▶ _Task inputs_
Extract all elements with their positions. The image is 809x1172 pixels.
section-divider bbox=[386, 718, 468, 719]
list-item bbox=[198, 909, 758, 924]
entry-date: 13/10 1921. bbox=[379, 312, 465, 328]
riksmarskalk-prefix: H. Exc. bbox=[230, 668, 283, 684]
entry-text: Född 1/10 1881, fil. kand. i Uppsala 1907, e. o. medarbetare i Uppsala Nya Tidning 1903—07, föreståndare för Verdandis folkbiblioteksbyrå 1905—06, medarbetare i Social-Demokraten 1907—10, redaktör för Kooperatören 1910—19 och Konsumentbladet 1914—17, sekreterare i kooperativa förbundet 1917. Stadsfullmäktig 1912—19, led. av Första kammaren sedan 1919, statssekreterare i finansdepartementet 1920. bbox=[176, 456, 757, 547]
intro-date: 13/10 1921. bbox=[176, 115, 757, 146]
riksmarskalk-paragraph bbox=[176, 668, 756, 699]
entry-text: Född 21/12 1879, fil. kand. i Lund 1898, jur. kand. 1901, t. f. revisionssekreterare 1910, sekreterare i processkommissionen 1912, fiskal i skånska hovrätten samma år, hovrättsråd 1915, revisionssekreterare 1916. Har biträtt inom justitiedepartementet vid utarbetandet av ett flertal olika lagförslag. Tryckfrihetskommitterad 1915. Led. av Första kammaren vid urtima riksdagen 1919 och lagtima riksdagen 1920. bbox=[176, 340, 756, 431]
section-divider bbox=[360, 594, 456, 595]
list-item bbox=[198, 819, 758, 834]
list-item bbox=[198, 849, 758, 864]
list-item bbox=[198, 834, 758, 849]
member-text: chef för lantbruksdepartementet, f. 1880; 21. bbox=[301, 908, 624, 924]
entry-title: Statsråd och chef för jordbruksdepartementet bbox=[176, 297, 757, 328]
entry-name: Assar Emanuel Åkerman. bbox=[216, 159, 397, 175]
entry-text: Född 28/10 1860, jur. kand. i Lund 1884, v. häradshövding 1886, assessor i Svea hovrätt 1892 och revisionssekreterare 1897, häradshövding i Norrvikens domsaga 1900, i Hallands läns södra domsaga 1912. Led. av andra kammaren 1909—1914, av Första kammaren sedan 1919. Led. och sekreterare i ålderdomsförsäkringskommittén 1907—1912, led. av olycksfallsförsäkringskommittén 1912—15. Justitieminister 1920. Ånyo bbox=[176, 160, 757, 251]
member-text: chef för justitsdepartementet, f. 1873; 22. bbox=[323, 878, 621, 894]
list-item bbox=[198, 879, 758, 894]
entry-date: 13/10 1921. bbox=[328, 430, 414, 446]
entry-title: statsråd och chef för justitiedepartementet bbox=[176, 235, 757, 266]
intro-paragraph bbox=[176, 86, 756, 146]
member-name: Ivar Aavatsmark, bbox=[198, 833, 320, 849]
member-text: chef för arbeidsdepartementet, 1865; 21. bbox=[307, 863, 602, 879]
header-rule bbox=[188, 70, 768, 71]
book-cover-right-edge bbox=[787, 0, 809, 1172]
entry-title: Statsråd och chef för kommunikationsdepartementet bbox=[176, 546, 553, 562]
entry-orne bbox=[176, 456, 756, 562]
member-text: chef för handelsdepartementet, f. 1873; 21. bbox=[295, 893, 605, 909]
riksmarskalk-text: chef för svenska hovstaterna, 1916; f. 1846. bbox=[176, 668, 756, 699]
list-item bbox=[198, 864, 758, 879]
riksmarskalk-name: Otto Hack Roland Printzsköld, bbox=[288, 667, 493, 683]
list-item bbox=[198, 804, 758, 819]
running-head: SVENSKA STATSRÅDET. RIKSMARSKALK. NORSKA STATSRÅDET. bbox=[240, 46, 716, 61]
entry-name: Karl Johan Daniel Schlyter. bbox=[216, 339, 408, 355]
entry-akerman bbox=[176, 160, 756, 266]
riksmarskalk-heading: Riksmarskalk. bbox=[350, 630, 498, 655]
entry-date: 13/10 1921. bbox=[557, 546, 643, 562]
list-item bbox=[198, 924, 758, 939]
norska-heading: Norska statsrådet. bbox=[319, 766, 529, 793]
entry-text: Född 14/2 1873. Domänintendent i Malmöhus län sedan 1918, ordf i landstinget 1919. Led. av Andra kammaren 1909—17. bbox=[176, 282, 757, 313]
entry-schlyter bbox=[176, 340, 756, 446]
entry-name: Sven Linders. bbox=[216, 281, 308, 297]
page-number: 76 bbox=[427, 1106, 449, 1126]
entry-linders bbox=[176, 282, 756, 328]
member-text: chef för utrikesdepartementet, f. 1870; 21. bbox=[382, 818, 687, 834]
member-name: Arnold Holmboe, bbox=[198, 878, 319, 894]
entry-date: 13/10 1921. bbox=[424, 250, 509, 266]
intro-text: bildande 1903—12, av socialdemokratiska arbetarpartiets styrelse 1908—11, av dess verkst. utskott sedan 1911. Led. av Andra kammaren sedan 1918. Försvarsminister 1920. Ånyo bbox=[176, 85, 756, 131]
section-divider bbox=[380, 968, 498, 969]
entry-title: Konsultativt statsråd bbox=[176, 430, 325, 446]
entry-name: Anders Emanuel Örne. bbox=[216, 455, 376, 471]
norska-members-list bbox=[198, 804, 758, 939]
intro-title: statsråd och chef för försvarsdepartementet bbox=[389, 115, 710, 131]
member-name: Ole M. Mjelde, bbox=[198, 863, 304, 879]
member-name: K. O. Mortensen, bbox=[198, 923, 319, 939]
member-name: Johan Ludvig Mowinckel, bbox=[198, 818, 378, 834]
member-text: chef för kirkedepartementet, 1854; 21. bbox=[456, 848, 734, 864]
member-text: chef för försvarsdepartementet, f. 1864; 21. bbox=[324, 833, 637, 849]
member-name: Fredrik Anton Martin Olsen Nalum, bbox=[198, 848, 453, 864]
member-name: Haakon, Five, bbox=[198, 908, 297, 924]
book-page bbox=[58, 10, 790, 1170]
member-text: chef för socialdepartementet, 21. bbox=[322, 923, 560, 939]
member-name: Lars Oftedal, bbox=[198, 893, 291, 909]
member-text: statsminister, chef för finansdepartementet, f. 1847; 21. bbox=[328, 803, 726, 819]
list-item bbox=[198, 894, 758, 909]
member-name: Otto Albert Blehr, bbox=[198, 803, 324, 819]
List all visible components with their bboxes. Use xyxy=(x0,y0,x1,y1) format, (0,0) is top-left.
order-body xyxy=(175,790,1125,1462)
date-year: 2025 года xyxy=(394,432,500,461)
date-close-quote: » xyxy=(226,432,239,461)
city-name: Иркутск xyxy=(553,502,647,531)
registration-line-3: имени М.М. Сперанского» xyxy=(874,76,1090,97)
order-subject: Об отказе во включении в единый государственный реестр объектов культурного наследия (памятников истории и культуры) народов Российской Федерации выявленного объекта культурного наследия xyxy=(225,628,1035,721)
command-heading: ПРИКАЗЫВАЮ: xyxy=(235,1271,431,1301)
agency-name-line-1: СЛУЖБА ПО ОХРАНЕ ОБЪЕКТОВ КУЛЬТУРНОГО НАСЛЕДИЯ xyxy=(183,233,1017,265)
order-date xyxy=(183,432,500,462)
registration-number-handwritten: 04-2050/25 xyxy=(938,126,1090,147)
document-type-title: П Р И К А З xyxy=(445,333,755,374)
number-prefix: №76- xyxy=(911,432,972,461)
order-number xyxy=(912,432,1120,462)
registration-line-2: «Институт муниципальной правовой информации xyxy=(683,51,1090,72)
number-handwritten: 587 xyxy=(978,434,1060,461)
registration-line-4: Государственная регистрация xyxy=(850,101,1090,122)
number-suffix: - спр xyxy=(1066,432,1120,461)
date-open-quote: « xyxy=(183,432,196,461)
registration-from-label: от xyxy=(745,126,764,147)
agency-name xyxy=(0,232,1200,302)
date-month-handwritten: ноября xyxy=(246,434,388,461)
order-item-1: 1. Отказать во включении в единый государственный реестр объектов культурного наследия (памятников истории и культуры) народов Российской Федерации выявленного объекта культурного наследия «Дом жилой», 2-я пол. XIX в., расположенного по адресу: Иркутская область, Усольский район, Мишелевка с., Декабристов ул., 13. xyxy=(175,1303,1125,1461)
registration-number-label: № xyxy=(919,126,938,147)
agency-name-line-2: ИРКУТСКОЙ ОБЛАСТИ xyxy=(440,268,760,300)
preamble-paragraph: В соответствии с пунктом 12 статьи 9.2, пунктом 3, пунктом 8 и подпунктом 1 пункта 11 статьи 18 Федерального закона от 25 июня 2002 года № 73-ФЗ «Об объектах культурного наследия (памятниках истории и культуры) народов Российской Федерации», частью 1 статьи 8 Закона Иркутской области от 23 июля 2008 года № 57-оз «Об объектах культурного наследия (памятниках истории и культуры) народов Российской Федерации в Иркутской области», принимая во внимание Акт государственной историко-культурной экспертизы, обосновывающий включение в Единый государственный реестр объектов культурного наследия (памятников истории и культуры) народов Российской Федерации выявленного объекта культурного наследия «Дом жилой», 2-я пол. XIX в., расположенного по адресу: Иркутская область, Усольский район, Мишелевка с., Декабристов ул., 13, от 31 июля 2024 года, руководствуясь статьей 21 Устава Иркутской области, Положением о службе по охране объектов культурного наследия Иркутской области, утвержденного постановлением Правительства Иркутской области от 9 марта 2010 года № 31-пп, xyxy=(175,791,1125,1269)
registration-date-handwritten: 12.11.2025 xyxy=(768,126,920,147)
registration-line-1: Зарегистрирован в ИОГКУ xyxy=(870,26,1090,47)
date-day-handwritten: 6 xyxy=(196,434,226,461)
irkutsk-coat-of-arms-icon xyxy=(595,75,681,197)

▶ _Exercise directions_
Rewrite everything from the start of the rows down to the line containing "riksmarskalk-paragraph bbox=[176, 668, 756, 699]" as a JSON list of strings, one string per line, with blank lines omitted.

▶ _Exercise response_
[
  "Extract all elements with their positions. The image is 809x1172 pixels.",
  "section-divider bbox=[386, 718, 468, 719]",
  "list-item bbox=[198, 909, 758, 924]",
  "entry-date: 13/10 1921. bbox=[379, 312, 465, 328]",
  "riksmarskalk-prefix: H. Exc. bbox=[230, 668, 283, 684]",
  "entry-text: Född 1/10 1881, fil. kand. i Uppsala 1907, e. o. medarbetare i Uppsala Nya Tidning 1903—07, föreståndare för Verdandis folkbiblioteksbyrå 1905—06, medarbetare i Social-Demokraten 1907—10, redaktör för Kooperatören 1910—19 och Konsumentbladet 1914—17, sekreterare i kooperativa förbundet 1917. Stadsfullmäktig 1912—19, led. av Första kammaren sedan 1919, statssekreterare i finansdepartementet 1920. bbox=[176, 456, 757, 547]",
  "intro-date: 13/10 1921. bbox=[176, 115, 757, 146]",
  "riksmarskalk-paragraph bbox=[176, 668, 756, 699]"
]